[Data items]
________

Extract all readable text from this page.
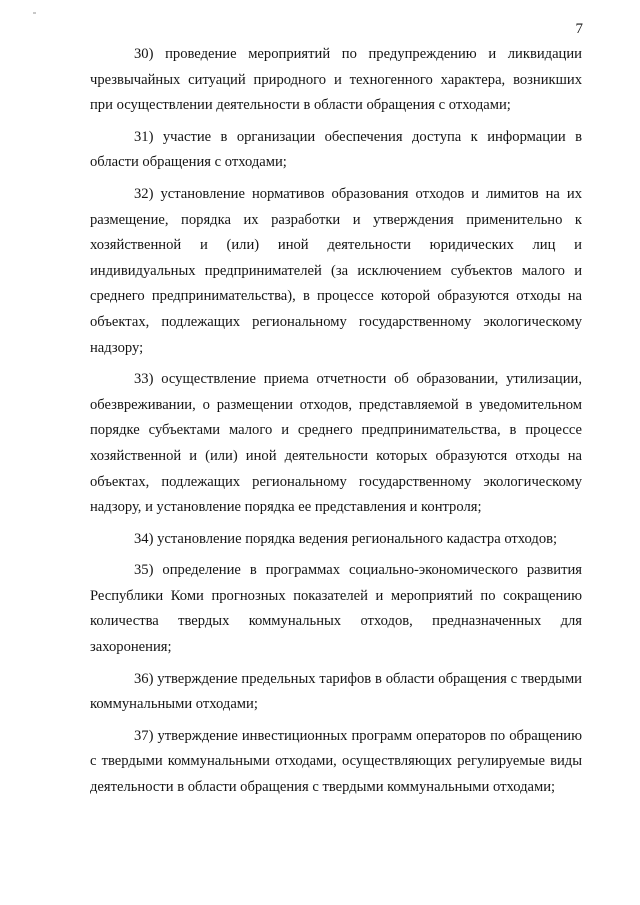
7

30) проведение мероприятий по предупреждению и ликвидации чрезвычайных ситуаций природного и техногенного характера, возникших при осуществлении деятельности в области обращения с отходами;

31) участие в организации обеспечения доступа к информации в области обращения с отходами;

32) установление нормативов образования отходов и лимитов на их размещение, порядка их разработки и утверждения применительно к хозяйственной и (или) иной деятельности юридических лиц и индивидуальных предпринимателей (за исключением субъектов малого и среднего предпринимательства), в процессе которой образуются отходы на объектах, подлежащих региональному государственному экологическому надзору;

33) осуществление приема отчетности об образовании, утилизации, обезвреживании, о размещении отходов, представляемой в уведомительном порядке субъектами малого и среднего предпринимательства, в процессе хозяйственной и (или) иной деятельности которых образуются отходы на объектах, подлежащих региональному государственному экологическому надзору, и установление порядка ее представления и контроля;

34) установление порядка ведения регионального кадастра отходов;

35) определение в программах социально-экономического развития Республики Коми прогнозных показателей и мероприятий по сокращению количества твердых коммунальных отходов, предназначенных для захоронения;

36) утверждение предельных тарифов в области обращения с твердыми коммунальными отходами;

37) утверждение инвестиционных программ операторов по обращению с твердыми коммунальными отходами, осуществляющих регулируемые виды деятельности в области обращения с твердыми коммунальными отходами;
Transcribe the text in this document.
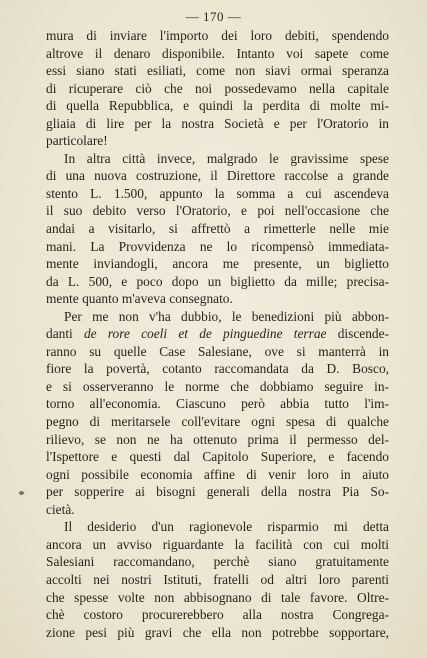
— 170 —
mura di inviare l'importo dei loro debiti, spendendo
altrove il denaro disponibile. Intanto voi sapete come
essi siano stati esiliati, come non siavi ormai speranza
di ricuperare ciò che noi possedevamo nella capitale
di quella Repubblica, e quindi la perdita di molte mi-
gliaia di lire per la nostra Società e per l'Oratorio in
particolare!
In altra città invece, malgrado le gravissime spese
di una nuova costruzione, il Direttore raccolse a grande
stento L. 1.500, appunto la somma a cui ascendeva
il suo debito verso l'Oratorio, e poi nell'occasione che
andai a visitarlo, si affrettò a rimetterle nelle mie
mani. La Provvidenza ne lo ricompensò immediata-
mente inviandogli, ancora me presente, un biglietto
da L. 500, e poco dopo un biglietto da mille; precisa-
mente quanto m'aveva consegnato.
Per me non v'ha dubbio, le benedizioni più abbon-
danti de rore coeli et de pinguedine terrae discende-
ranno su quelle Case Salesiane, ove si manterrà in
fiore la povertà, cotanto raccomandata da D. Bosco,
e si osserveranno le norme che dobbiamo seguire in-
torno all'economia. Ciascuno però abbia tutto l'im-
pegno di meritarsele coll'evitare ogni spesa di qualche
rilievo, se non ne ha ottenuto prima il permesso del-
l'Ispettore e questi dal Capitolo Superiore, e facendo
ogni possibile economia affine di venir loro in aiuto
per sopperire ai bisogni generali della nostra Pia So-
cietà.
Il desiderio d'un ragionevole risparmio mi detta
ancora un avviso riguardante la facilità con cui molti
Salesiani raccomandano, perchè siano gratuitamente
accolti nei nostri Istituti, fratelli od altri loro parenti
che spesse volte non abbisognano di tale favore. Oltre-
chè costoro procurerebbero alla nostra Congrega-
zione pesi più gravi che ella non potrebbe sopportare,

________

- Exercise aim
Transcribe every line in the entries above, taking out only the images.

- Task result
Extract all readable text from this page.
7

30) проведение мероприятий по предупреждению и ликвидации чрезвычайных ситуаций природного и техногенного характера, возникших при осуществлении деятельности в области обращения с отходами;

31) участие в организации обеспечения доступа к информации в области обращения с отходами;

32) установление нормативов образования отходов и лимитов на их размещение, порядка их разработки и утверждения применительно к хозяйственной и (или) иной деятельности юридических лиц и индивидуальных предпринимателей (за исключением субъектов малого и среднего предпринимательства), в процессе которой образуются отходы на объектах, подлежащих региональному государственному экологическому надзору;

33) осуществление приема отчетности об образовании, утилизации, обезвреживании, о размещении отходов, представляемой в уведомительном порядке субъектами малого и среднего предпринимательства, в процессе хозяйственной и (или) иной деятельности которых образуются отходы на объектах, подлежащих региональному государственному экологическому надзору, и установление порядка ее представления и контроля;

34) установление порядка ведения регионального кадастра отходов;

35) определение в программах социально-экономического развития Республики Коми прогнозных показателей и мероприятий по сокращению количества твердых коммунальных отходов, предназначенных для захоронения;

36) утверждение предельных тарифов в области обращения с твердыми коммунальными отходами;

37) утверждение инвестиционных программ операторов по обращению с твердыми коммунальными отходами, осуществляющих регулируемые виды деятельности в области обращения с твердыми коммунальными отходами;
Transcribe the text in this document.
— 170 —
mura di inviare l'importo dei loro debiti, spendendo
altrove il denaro disponibile. Intanto voi sapete come
essi siano stati esiliati, come non siavi ormai speranza
di ricuperare ciò che noi possedevamo nella capitale
di quella Repubblica, e quindi la perdita di molte mi-
gliaia di lire per la nostra Società e per l'Oratorio in
particolare!
In altra città invece, malgrado le gravissime spese
di una nuova costruzione, il Direttore raccolse a grande
stento L. 1.500, appunto la somma a cui ascendeva
il suo debito verso l'Oratorio, e poi nell'occasione che
andai a visitarlo, si affrettò a rimetterle nelle mie
mani. La Provvidenza ne lo ricompensò immediata-
mente inviandogli, ancora me presente, un biglietto
da L. 500, e poco dopo un biglietto da mille; precisa-
mente quanto m'aveva consegnato.
Per me non v'ha dubbio, le benedizioni più abbon-
danti de rore coeli et de pinguedine terrae discende-
ranno su quelle Case Salesiane, ove si manterrà in
fiore la povertà, cotanto raccomandata da D. Bosco,
e si osserveranno le norme che dobbiamo seguire in-
torno all'economia. Ciascuno però abbia tutto l'im-
pegno di meritarsele coll'evitare ogni spesa di qualche
rilievo, se non ne ha ottenuto prima il permesso del-
l'Ispettore e questi dal Capitolo Superiore, e facendo
ogni possibile economia affine di venir loro in aiuto
per sopperire ai bisogni generali della nostra Pia So-
cietà.
Il desiderio d'un ragionevole risparmio mi detta
ancora un avviso riguardante la facilità con cui molti
Salesiani raccomandano, perchè siano gratuitamente
accolti nei nostri Istituti, fratelli od altri loro parenti
che spesse volte non abbisognano di tale favore. Oltre-
chè costoro procurerebbero alla nostra Congrega-
zione pesi più gravi che ella non potrebbe sopportare,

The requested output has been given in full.